=== Data shown ===

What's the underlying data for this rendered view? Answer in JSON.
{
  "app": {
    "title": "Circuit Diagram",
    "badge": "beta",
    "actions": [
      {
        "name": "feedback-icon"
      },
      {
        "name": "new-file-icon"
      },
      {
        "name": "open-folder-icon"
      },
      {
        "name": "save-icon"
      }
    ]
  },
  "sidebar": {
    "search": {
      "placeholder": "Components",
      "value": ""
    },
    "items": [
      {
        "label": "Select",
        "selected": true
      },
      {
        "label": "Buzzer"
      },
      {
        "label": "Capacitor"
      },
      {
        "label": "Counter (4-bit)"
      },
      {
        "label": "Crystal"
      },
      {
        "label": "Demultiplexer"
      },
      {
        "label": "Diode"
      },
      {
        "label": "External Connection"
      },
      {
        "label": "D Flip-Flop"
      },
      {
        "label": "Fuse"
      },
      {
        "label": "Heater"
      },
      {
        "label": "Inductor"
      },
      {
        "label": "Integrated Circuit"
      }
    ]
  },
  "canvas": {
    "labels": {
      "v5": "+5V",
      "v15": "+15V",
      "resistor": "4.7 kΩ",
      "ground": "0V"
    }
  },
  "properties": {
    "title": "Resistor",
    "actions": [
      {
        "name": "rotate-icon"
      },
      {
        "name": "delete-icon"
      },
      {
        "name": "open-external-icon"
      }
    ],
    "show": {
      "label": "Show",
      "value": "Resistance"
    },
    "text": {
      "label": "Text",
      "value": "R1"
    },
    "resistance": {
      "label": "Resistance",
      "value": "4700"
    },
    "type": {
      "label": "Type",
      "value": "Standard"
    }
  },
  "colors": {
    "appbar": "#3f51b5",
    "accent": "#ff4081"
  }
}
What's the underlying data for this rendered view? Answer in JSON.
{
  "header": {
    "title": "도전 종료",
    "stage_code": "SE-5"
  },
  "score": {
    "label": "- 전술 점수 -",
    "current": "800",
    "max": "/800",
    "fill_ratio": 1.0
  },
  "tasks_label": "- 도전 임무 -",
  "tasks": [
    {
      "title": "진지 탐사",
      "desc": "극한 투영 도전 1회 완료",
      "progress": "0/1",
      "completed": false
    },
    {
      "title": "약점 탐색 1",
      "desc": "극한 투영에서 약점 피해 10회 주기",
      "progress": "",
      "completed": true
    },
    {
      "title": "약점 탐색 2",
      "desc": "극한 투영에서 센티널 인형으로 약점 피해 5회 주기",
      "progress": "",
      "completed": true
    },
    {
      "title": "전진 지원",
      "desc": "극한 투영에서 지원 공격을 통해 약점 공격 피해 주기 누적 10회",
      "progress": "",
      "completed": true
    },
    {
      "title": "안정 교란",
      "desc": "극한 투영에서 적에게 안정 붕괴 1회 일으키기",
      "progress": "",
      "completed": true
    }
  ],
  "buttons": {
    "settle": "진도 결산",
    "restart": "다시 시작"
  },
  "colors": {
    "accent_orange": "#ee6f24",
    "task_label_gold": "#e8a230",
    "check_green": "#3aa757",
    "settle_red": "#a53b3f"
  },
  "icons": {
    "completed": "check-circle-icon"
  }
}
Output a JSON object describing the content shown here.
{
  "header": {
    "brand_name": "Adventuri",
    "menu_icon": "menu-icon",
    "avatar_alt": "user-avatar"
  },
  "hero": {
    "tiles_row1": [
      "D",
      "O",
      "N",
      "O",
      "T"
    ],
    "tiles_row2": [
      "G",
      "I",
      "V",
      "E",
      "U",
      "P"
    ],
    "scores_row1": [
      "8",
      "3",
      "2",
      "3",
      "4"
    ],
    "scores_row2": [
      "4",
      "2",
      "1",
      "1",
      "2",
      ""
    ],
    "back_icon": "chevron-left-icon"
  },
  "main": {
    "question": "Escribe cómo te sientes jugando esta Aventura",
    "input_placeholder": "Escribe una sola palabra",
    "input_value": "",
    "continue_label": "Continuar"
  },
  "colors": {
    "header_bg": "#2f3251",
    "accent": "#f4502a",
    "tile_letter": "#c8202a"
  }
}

===

> _Requirement_
Every line from the one holding "Output a JSON" through the final line of the listing must be echoed exactly; leave out all other lines.

> _Answer in full_
Output a JSON object describing the content shown here.
{
  "header": {
    "brand_name": "Adventuri",
    "menu_icon": "menu-icon",
    "avatar_alt": "user-avatar"
  },
  "hero": {
    "tiles_row1": [
      "D",
      "O",
      "N",
      "O",
      "T"
    ],
    "tiles_row2": [
      "G",
      "I",
      "V",
      "E",
      "U",
      "P"
    ],
    "scores_row1": [
      "8",
      "3",
      "2",
      "3",
      "4"
    ],
    "scores_row2": [
      "4",
      "2",
      "1",
      "1",
      "2",
      ""
    ],
    "back_icon": "chevron-left-icon"
  },
  "main": {
    "question": "Escribe cómo te sientes jugando esta Aventura",
    "input_placeholder": "Escribe una sola palabra",
    "input_value": "",
    "continue_label": "Continuar"
  },
  "colors": {
    "header_bg": "#2f3251",
    "accent": "#f4502a",
    "tile_letter": "#c8202a"
  }
}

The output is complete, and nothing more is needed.